**Set exercise**
All lines featuring the string "back" are to be listed.

**Data records**
- - - -

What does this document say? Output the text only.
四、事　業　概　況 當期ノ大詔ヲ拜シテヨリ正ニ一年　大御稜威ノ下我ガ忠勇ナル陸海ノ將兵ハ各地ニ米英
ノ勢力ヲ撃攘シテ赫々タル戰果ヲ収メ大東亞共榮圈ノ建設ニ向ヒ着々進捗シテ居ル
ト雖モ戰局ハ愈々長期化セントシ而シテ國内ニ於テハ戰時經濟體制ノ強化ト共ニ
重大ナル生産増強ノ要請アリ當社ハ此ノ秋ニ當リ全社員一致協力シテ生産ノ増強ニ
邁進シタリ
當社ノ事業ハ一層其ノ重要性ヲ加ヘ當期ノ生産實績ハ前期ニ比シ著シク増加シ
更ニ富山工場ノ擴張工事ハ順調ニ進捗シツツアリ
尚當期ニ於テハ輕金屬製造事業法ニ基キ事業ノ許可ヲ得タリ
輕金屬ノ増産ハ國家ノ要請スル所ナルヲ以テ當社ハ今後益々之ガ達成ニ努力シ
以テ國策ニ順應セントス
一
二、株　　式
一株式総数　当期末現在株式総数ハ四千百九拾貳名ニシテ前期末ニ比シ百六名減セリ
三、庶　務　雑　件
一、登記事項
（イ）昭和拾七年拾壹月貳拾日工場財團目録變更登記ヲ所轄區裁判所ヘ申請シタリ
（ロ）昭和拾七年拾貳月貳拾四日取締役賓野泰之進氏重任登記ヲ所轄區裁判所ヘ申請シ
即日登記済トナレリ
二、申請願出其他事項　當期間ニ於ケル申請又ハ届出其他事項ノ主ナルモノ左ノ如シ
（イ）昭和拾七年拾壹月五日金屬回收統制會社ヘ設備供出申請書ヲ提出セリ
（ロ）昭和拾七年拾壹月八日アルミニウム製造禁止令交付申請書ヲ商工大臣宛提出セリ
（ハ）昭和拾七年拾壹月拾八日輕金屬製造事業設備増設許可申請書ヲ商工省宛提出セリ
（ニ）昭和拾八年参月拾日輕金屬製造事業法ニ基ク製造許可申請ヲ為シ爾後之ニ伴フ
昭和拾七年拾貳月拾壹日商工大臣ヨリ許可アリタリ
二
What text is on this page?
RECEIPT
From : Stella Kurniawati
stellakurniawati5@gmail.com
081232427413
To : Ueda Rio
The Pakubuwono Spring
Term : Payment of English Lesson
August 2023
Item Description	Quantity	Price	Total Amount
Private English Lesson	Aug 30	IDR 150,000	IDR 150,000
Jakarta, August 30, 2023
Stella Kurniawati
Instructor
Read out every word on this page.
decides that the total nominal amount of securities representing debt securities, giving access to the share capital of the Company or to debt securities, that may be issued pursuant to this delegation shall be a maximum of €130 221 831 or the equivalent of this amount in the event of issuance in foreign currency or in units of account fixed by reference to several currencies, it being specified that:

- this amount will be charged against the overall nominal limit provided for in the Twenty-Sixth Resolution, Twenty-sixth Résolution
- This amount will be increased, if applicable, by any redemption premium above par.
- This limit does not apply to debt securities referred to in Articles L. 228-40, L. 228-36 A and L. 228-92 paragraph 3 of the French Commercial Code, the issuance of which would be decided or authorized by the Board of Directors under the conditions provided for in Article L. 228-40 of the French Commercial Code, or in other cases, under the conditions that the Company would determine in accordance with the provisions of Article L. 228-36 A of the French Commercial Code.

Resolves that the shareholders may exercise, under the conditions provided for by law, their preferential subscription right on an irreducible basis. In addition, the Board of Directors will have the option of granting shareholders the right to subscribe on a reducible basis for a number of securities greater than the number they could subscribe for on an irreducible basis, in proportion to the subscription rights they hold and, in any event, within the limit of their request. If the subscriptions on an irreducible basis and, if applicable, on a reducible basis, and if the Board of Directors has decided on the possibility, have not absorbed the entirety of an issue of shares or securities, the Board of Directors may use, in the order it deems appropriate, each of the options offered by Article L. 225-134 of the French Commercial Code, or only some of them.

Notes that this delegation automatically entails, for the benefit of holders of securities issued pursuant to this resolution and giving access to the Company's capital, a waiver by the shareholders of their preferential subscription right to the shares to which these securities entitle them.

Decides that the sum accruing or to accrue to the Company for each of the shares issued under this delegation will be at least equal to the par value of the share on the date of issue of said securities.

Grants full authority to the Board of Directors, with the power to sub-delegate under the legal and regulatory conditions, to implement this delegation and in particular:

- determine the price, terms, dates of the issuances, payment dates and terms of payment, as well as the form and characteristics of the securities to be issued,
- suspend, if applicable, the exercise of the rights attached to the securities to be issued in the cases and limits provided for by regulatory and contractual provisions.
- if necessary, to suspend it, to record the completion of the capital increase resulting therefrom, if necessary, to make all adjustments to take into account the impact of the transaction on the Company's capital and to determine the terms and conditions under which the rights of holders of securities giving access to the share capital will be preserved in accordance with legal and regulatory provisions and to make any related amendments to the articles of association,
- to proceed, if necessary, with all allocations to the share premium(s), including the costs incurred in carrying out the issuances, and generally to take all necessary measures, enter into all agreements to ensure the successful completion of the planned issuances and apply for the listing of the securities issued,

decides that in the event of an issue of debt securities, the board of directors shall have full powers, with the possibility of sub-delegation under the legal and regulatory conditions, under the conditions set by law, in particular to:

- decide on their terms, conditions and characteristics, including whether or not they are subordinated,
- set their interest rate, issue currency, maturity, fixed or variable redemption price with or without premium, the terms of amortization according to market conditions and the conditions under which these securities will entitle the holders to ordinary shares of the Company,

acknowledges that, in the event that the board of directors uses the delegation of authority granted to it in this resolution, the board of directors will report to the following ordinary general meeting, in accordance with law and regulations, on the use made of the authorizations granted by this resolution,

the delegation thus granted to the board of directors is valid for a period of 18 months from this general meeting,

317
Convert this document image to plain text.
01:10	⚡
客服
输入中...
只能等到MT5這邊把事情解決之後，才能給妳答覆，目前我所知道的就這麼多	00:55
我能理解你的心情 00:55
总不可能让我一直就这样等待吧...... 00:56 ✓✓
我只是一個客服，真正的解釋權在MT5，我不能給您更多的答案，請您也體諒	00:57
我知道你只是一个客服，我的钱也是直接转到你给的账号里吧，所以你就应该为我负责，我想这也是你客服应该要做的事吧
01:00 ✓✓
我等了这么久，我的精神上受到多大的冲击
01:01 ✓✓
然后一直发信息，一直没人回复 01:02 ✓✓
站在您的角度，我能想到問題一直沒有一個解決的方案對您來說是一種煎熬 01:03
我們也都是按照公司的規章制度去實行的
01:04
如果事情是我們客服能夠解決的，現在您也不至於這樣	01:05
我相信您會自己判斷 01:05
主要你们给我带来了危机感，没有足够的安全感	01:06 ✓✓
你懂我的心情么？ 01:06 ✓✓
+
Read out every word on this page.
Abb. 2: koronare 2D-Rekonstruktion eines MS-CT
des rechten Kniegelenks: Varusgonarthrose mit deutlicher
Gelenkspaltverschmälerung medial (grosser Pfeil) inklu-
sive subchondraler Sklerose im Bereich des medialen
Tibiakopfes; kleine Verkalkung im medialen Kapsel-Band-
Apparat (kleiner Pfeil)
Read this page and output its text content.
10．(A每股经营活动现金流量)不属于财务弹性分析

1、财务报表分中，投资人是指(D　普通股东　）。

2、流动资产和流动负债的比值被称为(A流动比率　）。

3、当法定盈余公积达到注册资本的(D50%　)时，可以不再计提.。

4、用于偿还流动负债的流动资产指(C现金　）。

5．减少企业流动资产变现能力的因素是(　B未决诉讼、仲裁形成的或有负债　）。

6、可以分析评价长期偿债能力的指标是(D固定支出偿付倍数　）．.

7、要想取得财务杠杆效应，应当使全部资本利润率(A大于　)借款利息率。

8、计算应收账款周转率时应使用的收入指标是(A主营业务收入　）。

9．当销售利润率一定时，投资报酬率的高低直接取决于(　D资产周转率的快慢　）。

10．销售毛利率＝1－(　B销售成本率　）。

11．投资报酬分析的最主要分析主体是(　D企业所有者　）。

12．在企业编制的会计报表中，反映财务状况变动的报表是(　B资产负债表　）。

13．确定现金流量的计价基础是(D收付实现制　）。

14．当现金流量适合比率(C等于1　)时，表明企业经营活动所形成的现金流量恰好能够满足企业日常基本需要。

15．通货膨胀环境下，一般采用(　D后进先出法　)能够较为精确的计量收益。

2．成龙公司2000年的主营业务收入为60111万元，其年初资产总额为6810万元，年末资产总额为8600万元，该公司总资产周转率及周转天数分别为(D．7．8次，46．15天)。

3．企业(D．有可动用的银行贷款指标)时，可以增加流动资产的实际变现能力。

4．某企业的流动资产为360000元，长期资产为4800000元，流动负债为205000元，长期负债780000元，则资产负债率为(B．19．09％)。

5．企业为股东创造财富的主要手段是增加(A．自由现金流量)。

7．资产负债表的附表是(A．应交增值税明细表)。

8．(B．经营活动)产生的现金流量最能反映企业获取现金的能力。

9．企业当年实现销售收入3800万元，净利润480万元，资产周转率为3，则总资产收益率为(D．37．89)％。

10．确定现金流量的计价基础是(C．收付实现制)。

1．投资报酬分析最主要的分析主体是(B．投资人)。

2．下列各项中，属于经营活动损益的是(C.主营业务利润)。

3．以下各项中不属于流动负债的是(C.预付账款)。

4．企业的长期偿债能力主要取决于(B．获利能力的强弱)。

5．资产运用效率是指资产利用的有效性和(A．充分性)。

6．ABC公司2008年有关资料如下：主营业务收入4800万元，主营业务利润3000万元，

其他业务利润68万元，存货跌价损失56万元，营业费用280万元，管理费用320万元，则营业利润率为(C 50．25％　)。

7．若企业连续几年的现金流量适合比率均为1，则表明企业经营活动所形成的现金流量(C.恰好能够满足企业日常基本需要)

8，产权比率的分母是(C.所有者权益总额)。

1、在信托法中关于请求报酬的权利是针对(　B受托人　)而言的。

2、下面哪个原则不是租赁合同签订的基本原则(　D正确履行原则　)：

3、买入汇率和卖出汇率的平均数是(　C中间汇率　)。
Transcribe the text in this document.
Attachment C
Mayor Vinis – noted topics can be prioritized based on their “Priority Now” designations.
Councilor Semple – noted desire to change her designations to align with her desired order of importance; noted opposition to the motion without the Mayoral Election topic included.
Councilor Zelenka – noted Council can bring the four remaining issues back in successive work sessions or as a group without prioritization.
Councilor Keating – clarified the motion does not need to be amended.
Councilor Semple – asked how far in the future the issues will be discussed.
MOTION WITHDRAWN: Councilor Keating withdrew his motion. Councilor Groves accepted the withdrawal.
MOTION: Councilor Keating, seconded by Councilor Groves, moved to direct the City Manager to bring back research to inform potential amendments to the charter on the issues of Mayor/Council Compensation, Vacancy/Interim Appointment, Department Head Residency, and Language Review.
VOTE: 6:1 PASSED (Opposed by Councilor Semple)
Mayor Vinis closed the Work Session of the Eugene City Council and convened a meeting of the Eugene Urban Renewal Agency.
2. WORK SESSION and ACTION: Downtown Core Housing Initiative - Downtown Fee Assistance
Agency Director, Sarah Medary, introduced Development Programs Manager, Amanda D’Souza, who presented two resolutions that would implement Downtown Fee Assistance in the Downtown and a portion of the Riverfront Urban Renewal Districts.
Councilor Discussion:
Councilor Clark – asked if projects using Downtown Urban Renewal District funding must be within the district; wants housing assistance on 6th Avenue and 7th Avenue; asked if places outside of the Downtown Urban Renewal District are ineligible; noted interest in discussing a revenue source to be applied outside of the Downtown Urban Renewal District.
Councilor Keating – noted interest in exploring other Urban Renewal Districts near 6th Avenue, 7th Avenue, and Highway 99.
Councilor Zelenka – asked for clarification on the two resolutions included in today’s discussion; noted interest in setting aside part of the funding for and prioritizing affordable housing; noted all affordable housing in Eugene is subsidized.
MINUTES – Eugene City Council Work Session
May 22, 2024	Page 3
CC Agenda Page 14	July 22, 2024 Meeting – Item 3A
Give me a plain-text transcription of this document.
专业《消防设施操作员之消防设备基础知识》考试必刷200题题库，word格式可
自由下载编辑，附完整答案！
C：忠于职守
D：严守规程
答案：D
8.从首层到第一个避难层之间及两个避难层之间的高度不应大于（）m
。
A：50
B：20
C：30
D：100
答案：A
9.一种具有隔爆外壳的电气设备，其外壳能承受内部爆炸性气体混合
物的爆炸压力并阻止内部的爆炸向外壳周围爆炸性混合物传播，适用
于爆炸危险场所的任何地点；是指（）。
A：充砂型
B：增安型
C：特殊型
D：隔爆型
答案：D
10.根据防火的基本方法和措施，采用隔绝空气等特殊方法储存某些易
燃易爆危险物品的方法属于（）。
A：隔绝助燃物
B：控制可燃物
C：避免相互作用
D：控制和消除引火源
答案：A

- - - -

**Correct result**
Councilor Zelenka – noted Council can bring the four remaining issues back in successive work sessions or as a group without prioritization.
MOTION: Councilor Keating, seconded by Councilor Groves, moved to direct the City Manager to bring back research to inform potential amendments to the charter on the issues of Mayor/Council Compensation, Vacancy/Interim Appointment, Department Head Residency, and Language Review.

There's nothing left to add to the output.